━━━ Data for processing ━━━

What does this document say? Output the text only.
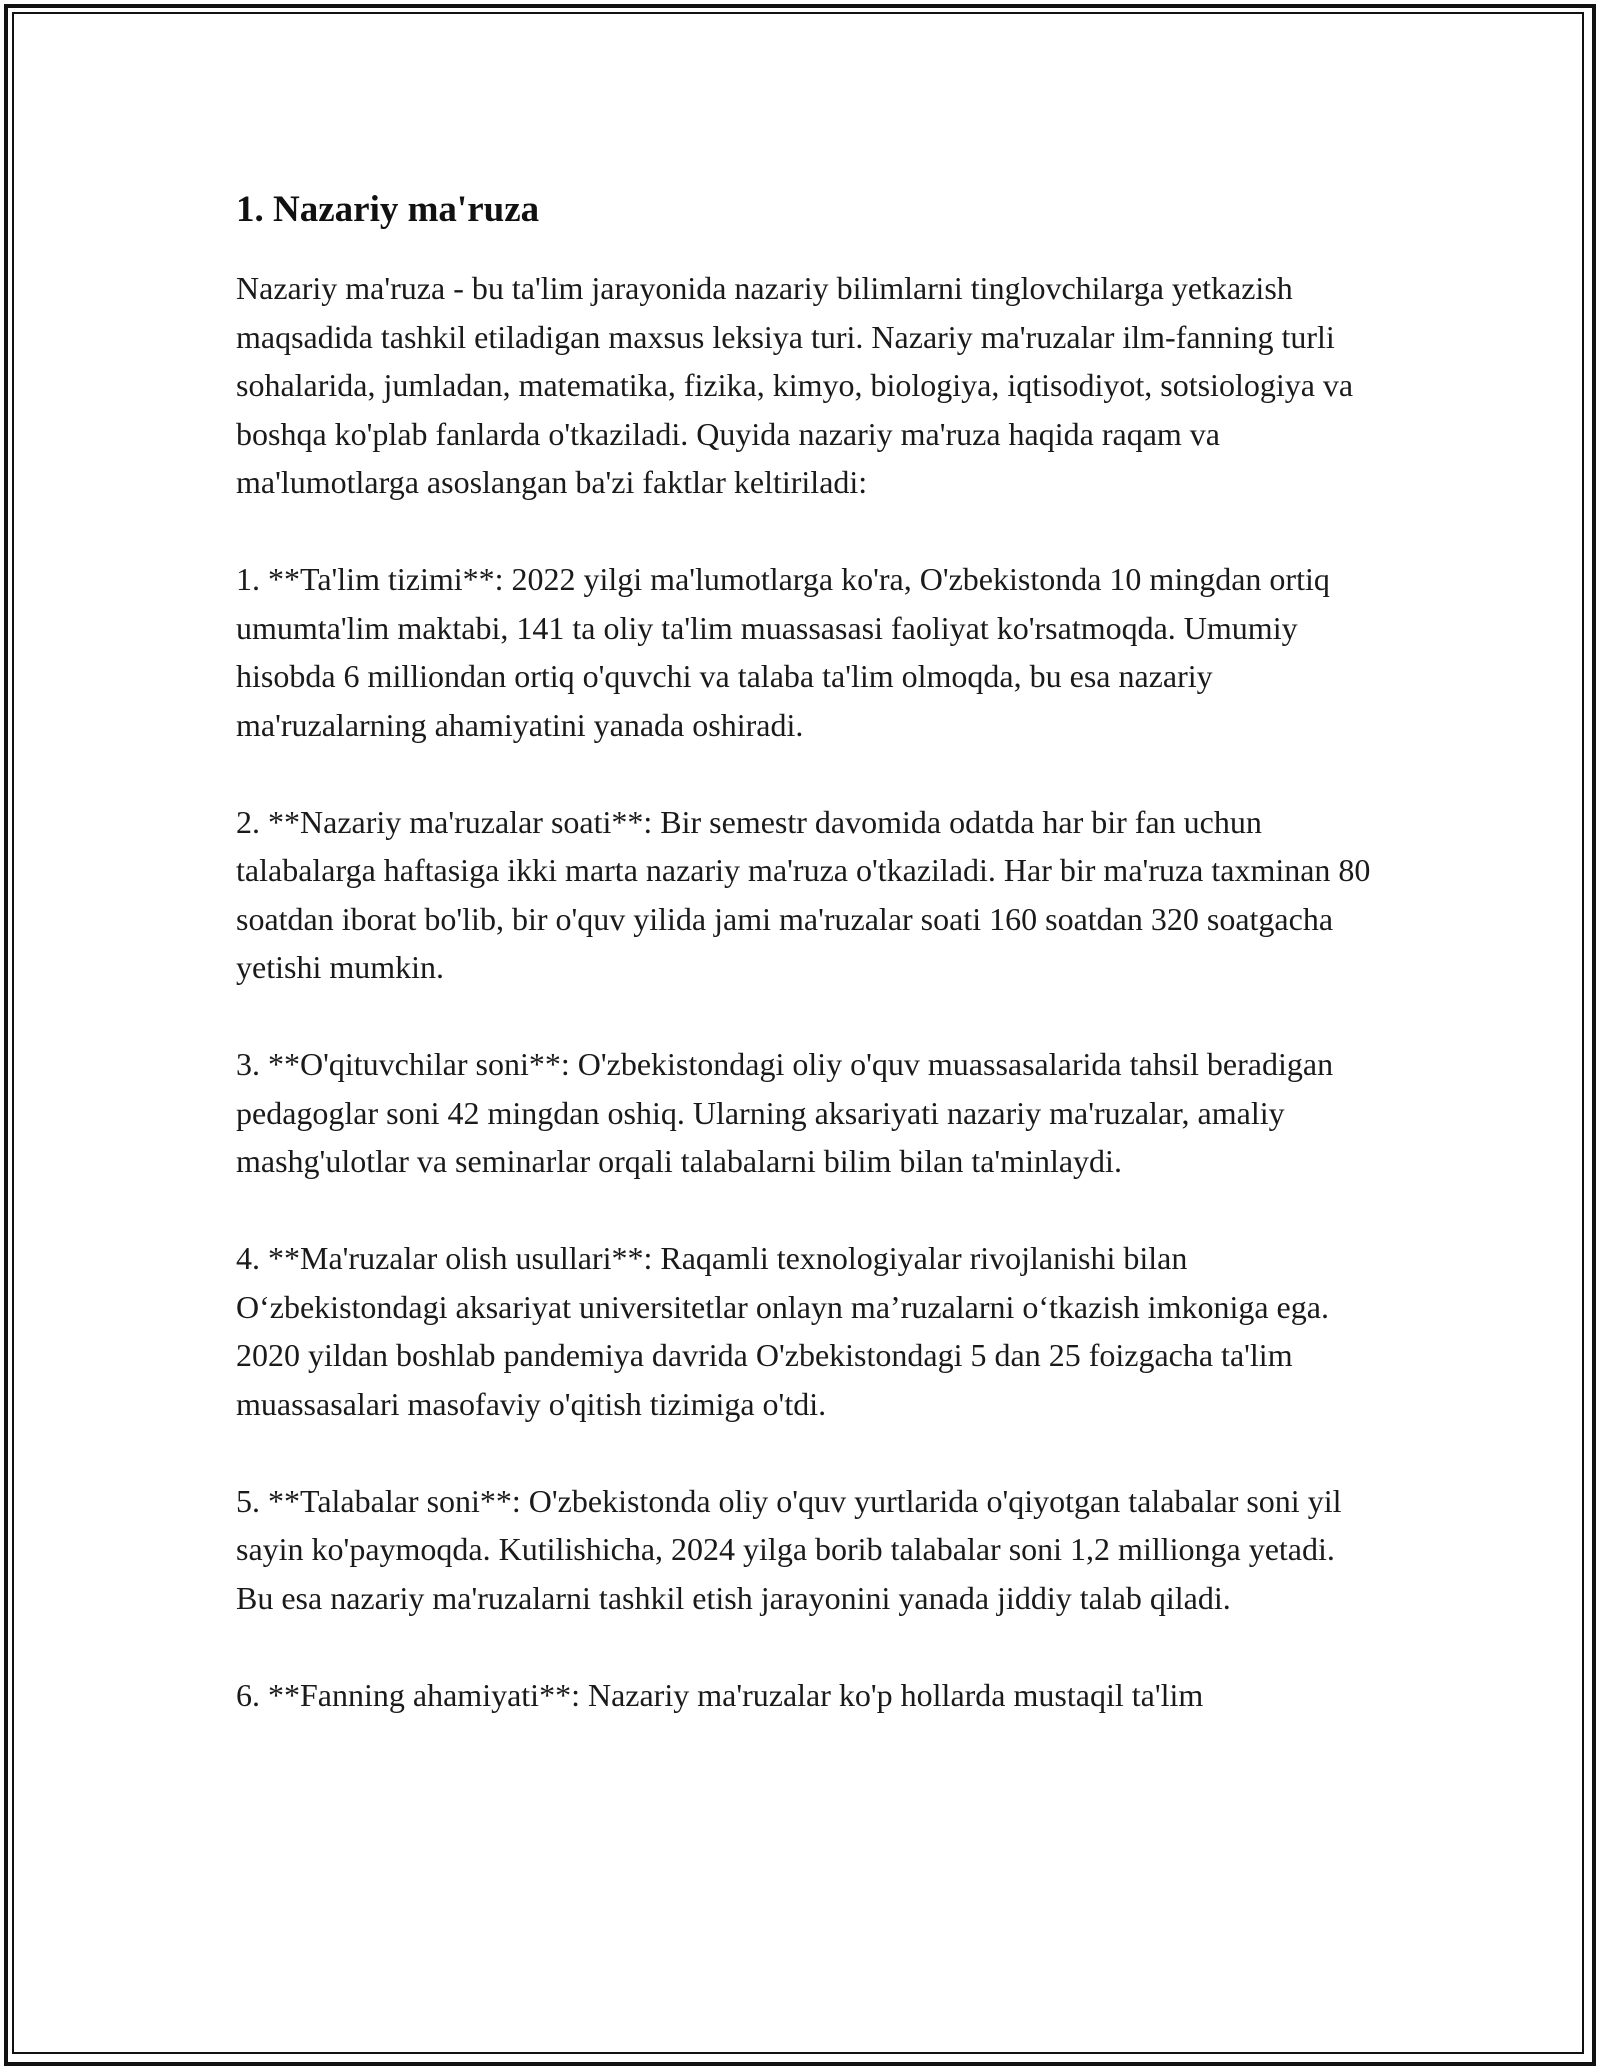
1. Nazariy ma'ruza

Nazariy ma'ruza - bu ta'lim jarayonida nazariy bilimlarni tinglovchilarga yetkazish maqsadida tashkil etiladigan maxsus leksiya turi. Nazariy ma'ruzalar ilm-fanning turli sohalarida, jumladan, matematika, fizika, kimyo, biologiya, iqtisodiyot, sotsiologiya va boshqa ko'plab fanlarda o'tkaziladi. Quyida nazariy ma'ruza haqida raqam va ma'lumotlarga asoslangan ba'zi faktlar keltiriladi:

1. **Ta'lim tizimi**: 2022 yilgi ma'lumotlarga ko'ra, O'zbekistonda 10 mingdan ortiq umumta'lim maktabi, 141 ta oliy ta'lim muassasasi faoliyat ko'rsatmoqda. Umumiy hisobda 6 milliondan ortiq o'quvchi va talaba ta'lim olmoqda, bu esa nazariy ma'ruzalarning ahamiyatini yanada oshiradi.

2. **Nazariy ma'ruzalar soati**: Bir semestr davomida odatda har bir fan uchun talabalarga haftasiga ikki marta nazariy ma'ruza o'tkaziladi. Har bir ma'ruza taxminan 80 soatdan iborat bo'lib, bir o'quv yilida jami ma'ruzalar soati 160 soatdan 320 soatgacha yetishi mumkin.

3. **O'qituvchilar soni**: O'zbekistondagi oliy o'quv muassasalarida tahsil beradigan pedagoglar soni 42 mingdan oshiq. Ularning aksariyati nazariy ma'ruzalar, amaliy mashg'ulotlar va seminarlar orqali talabalarni bilim bilan ta'minlaydi.

4. **Ma'ruzalar olish usullari**: Raqamli texnologiyalar rivojlanishi bilan O‘zbekistondagi aksariyat universitetlar onlayn ma’ruzalarni o‘tkazish imkoniga ega. 2020 yildan boshlab pandemiya davrida O'zbekistondagi 5 dan 25 foizgacha ta'lim muassasalari masofaviy o'qitish tizimiga o'tdi.

5. **Talabalar soni**: O'zbekistonda oliy o'quv yurtlarida o'qiyotgan talabalar soni yil sayin ko'paymoqda. Kutilishicha, 2024 yilga borib talabalar soni 1,2 millionga yetadi. Bu esa nazariy ma'ruzalarni tashkil etish jarayonini yanada jiddiy talab qiladi.

6. **Fanning ahamiyati**: Nazariy ma'ruzalar ko'p hollarda mustaqil ta'lim
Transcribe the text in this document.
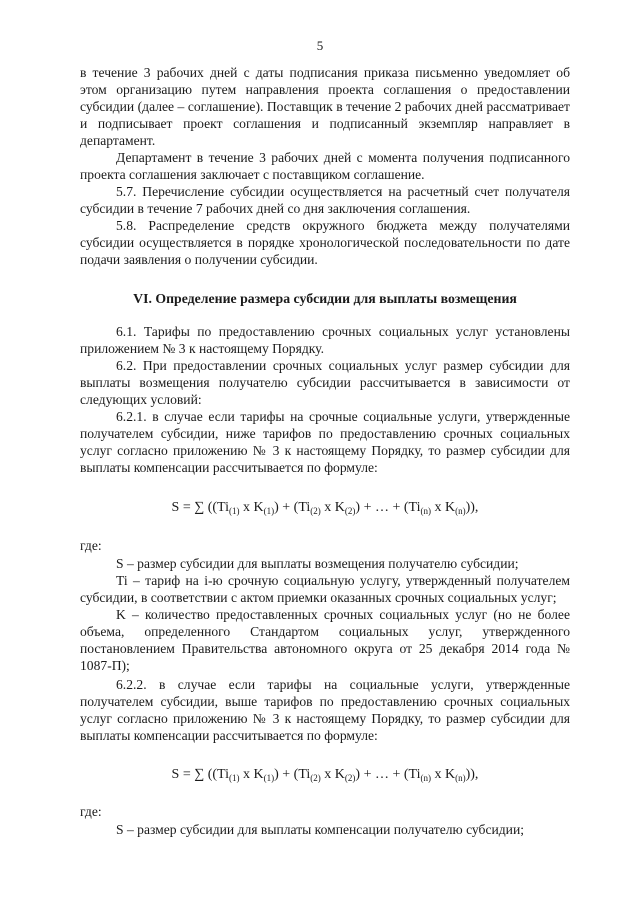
5

в течение 3 рабочих дней с даты подписания приказа письменно уведомляет об этом организацию путем направления проекта соглашения о предоставлении субсидии (далее – соглашение). Поставщик в течение 2 рабочих дней рассматривает и подписывает проект соглашения и подписанный экземпляр направляет в департамент.

Департамент в течение 3 рабочих дней с момента получения подписанного проекта соглашения заключает с поставщиком соглашение.

5.7. Перечисление субсидии осуществляется на расчетный счет получателя субсидии в течение 7 рабочих дней со дня заключения соглашения.

5.8. Распределение средств окружного бюджета между получателями субсидии осуществляется в порядке хронологической последовательности по дате подачи заявления о получении субсидии.

VI. Определение размера субсидии для выплаты возмещения

6.1. Тарифы по предоставлению срочных социальных услуг установлены приложением № 3 к настоящему Порядку.

6.2. При предоставлении срочных социальных услуг размер субсидии для выплаты возмещения получателю субсидии рассчитывается в зависимости от следующих условий:

6.2.1. в случае если тарифы на срочные социальные услуги, утвержденные получателем субсидии, ниже тарифов по предоставлению срочных социальных услуг согласно приложению № 3 к настоящему Порядку, то размер субсидии для выплаты компенсации рассчитывается по формуле:

S = ∑ (($Ti_{(1)}$ x $K_{(1)}) + (Ti_{(2)}$ x $K_{(2)}$) + … + ($Ti_{(n)}$ x $K_{(n)}$)),
где:

S – размер субсидии для выплаты возмещения получателю субсидии;

Ti – тариф на i-ю срочную социальную услугу, утвержденный получателем субсидии, в соответствии с актом приемки оказанных срочных социальных услуг;

K – количество предоставленных срочных социальных услуг (но не более объема, определенного Стандартом социальных услуг, утвержденного постановлением Правительства автономного округа от 25 декабря 2014 года № 1087-П);

6.2.2. в случае если тарифы на социальные услуги, утвержденные получателем субсидии, выше тарифов по предоставлению срочных социальных услуг согласно приложению № 3 к настоящему Порядку, то размер субсидии для выплаты компенсации рассчитывается по формуле:

S = ∑ (($Ti_{(1)}$ x $K_{(1)}) + (Ti_{(2)}$ x $K_{(2)}$) + … + ($Ti_{(n)}$ x $K_{(n)}$)),
где:

S – размер субсидии для выплаты компенсации получателю субсидии;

━━━

Pull out each line holding the string "проекта".

**Response**.
в течение 3 рабочих дней с даты подписания приказа письменно уведомляет об этом организацию путем направления проекта соглашения о предоставлении субсидии (далее – соглашение). Поставщик в течение 2 рабочих дней рассматривает и подписывает проект соглашения и подписанный экземпляр направляет в департамент.
Департамент в течение 3 рабочих дней с момента получения подписанного проекта соглашения заключает с поставщиком соглашение.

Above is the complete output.